Copy out the entries in full and with complete accuracy; pictures are excluded.

▶

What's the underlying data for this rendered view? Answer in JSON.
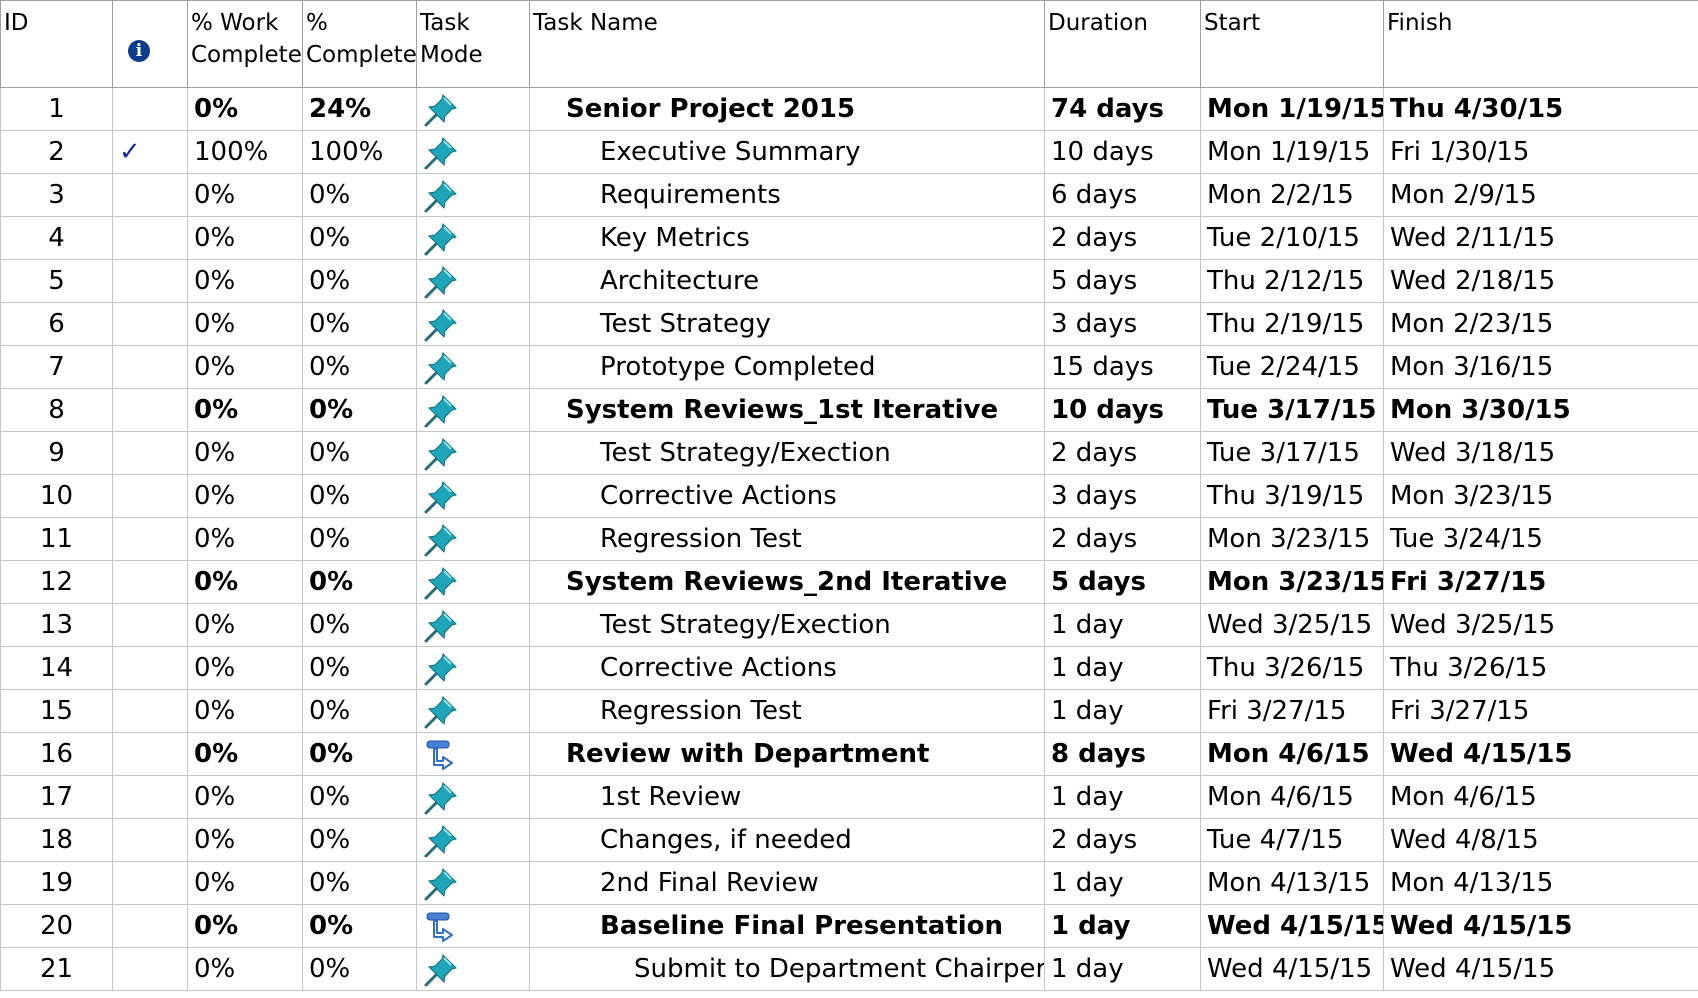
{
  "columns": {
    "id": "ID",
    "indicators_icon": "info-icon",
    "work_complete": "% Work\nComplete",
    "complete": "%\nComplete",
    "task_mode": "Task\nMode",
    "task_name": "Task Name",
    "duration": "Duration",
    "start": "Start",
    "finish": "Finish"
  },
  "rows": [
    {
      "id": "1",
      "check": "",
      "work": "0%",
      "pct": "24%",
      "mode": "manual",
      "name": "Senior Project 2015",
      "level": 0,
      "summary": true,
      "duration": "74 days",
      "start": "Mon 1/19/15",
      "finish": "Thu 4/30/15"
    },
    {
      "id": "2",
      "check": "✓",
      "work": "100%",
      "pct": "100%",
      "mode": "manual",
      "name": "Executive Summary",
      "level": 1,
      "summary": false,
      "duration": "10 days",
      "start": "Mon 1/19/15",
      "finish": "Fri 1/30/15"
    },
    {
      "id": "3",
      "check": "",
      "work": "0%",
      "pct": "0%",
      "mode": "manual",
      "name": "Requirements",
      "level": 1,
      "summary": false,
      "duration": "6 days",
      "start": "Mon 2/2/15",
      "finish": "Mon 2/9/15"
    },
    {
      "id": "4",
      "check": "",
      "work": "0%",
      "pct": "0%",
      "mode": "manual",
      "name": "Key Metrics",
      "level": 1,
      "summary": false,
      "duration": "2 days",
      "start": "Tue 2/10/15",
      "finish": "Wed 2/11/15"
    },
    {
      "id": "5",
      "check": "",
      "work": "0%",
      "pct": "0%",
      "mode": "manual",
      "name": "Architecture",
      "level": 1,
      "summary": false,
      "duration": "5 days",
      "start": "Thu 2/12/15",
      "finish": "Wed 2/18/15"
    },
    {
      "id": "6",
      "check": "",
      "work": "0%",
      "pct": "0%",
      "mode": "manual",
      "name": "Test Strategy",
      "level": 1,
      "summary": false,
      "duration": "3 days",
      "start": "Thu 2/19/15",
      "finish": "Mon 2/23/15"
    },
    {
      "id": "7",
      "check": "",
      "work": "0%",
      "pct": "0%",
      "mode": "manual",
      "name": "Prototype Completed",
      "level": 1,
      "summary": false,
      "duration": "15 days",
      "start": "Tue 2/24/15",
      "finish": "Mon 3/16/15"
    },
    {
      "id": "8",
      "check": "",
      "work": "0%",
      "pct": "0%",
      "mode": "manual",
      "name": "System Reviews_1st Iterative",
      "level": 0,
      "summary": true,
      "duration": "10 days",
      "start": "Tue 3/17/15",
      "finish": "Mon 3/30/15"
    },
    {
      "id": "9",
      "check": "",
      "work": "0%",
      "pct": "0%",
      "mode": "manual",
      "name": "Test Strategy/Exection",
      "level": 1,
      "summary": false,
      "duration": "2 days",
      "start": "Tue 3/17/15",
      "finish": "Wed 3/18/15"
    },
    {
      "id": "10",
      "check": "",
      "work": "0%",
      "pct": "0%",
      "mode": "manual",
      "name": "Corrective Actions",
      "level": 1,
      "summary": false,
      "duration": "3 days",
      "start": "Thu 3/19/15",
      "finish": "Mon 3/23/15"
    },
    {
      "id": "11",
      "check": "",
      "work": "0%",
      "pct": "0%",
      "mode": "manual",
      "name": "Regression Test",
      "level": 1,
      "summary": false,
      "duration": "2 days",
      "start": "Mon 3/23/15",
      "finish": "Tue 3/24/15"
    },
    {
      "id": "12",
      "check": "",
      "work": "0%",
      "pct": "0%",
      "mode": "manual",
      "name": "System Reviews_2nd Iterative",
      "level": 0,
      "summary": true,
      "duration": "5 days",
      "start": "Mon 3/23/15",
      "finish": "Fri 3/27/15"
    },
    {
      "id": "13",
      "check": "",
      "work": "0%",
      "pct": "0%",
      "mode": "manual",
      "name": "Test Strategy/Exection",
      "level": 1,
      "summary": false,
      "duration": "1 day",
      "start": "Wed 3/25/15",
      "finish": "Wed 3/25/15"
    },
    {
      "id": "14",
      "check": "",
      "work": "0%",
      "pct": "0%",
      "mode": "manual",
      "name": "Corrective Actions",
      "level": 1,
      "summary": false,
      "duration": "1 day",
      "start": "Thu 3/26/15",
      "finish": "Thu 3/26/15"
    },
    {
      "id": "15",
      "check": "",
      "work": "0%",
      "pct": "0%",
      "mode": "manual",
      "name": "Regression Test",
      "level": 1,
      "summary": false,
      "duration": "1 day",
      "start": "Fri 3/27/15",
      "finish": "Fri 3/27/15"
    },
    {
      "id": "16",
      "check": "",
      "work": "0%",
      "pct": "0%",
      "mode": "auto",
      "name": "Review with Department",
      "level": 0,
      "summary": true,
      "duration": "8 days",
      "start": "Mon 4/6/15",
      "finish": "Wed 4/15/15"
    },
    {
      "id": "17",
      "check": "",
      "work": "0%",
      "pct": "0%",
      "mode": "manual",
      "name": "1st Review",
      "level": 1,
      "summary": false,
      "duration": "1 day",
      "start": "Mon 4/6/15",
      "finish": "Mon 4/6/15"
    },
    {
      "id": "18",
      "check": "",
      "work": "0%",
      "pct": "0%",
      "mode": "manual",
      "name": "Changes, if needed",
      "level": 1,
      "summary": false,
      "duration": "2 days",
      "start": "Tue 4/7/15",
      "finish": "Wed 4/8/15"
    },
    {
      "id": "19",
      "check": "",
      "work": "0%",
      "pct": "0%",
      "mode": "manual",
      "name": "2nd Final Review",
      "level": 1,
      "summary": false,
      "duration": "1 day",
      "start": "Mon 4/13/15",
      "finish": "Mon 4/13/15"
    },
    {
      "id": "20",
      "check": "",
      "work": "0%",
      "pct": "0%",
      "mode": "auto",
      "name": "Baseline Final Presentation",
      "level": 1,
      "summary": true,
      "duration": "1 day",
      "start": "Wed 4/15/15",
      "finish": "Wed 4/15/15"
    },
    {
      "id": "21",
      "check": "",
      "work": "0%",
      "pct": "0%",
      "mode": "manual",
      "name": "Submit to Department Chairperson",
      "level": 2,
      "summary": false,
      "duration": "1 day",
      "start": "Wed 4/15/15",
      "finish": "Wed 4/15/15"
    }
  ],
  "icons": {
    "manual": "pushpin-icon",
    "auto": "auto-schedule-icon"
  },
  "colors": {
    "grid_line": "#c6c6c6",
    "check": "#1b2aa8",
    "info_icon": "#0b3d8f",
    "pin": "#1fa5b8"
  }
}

◀

[THE SOLUTION]
What's the underlying data for this rendered view? Answer in JSON.
{
  "columns": {
    "id": "ID",
    "indicators_icon": "info-icon",
    "work_complete": "% Work\nComplete",
    "complete": "%\nComplete",
    "task_mode": "Task\nMode",
    "task_name": "Task Name",
    "duration": "Duration",
    "start": "Start",
    "finish": "Finish"
  },
  "rows": [
    {
      "id": "1",
      "check": "",
      "work": "0%",
      "pct": "24%",
      "mode": "manual",
      "name": "Senior Project 2015",
      "level": 0,
      "summary": true,
      "duration": "74 days",
      "start": "Mon 1/19/15",
      "finish": "Thu 4/30/15"
    },
    {
      "id": "2",
      "check": "✓",
      "work": "100%",
      "pct": "100%",
      "mode": "manual",
      "name": "Executive Summary",
      "level": 1,
      "summary": false,
      "duration": "10 days",
      "start": "Mon 1/19/15",
      "finish": "Fri 1/30/15"
    },
    {
      "id": "3",
      "check": "",
      "work": "0%",
      "pct": "0%",
      "mode": "manual",
      "name": "Requirements",
      "level": 1,
      "summary": false,
      "duration": "6 days",
      "start": "Mon 2/2/15",
      "finish": "Mon 2/9/15"
    },
    {
      "id": "4",
      "check": "",
      "work": "0%",
      "pct": "0%",
      "mode": "manual",
      "name": "Key Metrics",
      "level": 1,
      "summary": false,
      "duration": "2 days",
      "start": "Tue 2/10/15",
      "finish": "Wed 2/11/15"
    },
    {
      "id": "5",
      "check": "",
      "work": "0%",
      "pct": "0%",
      "mode": "manual",
      "name": "Architecture",
      "level": 1,
      "summary": false,
      "duration": "5 days",
      "start": "Thu 2/12/15",
      "finish": "Wed 2/18/15"
    },
    {
      "id": "6",
      "check": "",
      "work": "0%",
      "pct": "0%",
      "mode": "manual",
      "name": "Test Strategy",
      "level": 1,
      "summary": false,
      "duration": "3 days",
      "start": "Thu 2/19/15",
      "finish": "Mon 2/23/15"
    },
    {
      "id": "7",
      "check": "",
      "work": "0%",
      "pct": "0%",
      "mode": "manual",
      "name": "Prototype Completed",
      "level": 1,
      "summary": false,
      "duration": "15 days",
      "start": "Tue 2/24/15",
      "finish": "Mon 3/16/15"
    },
    {
      "id": "8",
      "check": "",
      "work": "0%",
      "pct": "0%",
      "mode": "manual",
      "name": "System Reviews_1st Iterative",
      "level": 0,
      "summary": true,
      "duration": "10 days",
      "start": "Tue 3/17/15",
      "finish": "Mon 3/30/15"
    },
    {
      "id": "9",
      "check": "",
      "work": "0%",
      "pct": "0%",
      "mode": "manual",
      "name": "Test Strategy/Exection",
      "level": 1,
      "summary": false,
      "duration": "2 days",
      "start": "Tue 3/17/15",
      "finish": "Wed 3/18/15"
    },
    {
      "id": "10",
      "check": "",
      "work": "0%",
      "pct": "0%",
      "mode": "manual",
      "name": "Corrective Actions",
      "level": 1,
      "summary": false,
      "duration": "3 days",
      "start": "Thu 3/19/15",
      "finish": "Mon 3/23/15"
    },
    {
      "id": "11",
      "check": "",
      "work": "0%",
      "pct": "0%",
      "mode": "manual",
      "name": "Regression Test",
      "level": 1,
      "summary": false,
      "duration": "2 days",
      "start": "Mon 3/23/15",
      "finish": "Tue 3/24/15"
    },
    {
      "id": "12",
      "check": "",
      "work": "0%",
      "pct": "0%",
      "mode": "manual",
      "name": "System Reviews_2nd Iterative",
      "level": 0,
      "summary": true,
      "duration": "5 days",
      "start": "Mon 3/23/15",
      "finish": "Fri 3/27/15"
    },
    {
      "id": "13",
      "check": "",
      "work": "0%",
      "pct": "0%",
      "mode": "manual",
      "name": "Test Strategy/Exection",
      "level": 1,
      "summary": false,
      "duration": "1 day",
      "start": "Wed 3/25/15",
      "finish": "Wed 3/25/15"
    },
    {
      "id": "14",
      "check": "",
      "work": "0%",
      "pct": "0%",
      "mode": "manual",
      "name": "Corrective Actions",
      "level": 1,
      "summary": false,
      "duration": "1 day",
      "start": "Thu 3/26/15",
      "finish": "Thu 3/26/15"
    },
    {
      "id": "15",
      "check": "",
      "work": "0%",
      "pct": "0%",
      "mode": "manual",
      "name": "Regression Test",
      "level": 1,
      "summary": false,
      "duration": "1 day",
      "start": "Fri 3/27/15",
      "finish": "Fri 3/27/15"
    },
    {
      "id": "16",
      "check": "",
      "work": "0%",
      "pct": "0%",
      "mode": "auto",
      "name": "Review with Department",
      "level": 0,
      "summary": true,
      "duration": "8 days",
      "start": "Mon 4/6/15",
      "finish": "Wed 4/15/15"
    },
    {
      "id": "17",
      "check": "",
      "work": "0%",
      "pct": "0%",
      "mode": "manual",
      "name": "1st Review",
      "level": 1,
      "summary": false,
      "duration": "1 day",
      "start": "Mon 4/6/15",
      "finish": "Mon 4/6/15"
    },
    {
      "id": "18",
      "check": "",
      "work": "0%",
      "pct": "0%",
      "mode": "manual",
      "name": "Changes, if needed",
      "level": 1,
      "summary": false,
      "duration": "2 days",
      "start": "Tue 4/7/15",
      "finish": "Wed 4/8/15"
    },
    {
      "id": "19",
      "check": "",
      "work": "0%",
      "pct": "0%",
      "mode": "manual",
      "name": "2nd Final Review",
      "level": 1,
      "summary": false,
      "duration": "1 day",
      "start": "Mon 4/13/15",
      "finish": "Mon 4/13/15"
    },
    {
      "id": "20",
      "check": "",
      "work": "0%",
      "pct": "0%",
      "mode": "auto",
      "name": "Baseline Final Presentation",
      "level": 1,
      "summary": true,
      "duration": "1 day",
      "start": "Wed 4/15/15",
      "finish": "Wed 4/15/15"
    },
    {
      "id": "21",
      "check": "",
      "work": "0%",
      "pct": "0%",
      "mode": "manual",
      "name": "Submit to Department Chairperson",
      "level": 2,
      "summary": false,
      "duration": "1 day",
      "start": "Wed 4/15/15",
      "finish": "Wed 4/15/15"
    }
  ],
  "icons": {
    "manual": "pushpin-icon",
    "auto": "auto-schedule-icon"
  },
  "colors": {
    "grid_line": "#c6c6c6",
    "check": "#1b2aa8",
    "info_icon": "#0b3d8f",
    "pin": "#1fa5b8"
  }
}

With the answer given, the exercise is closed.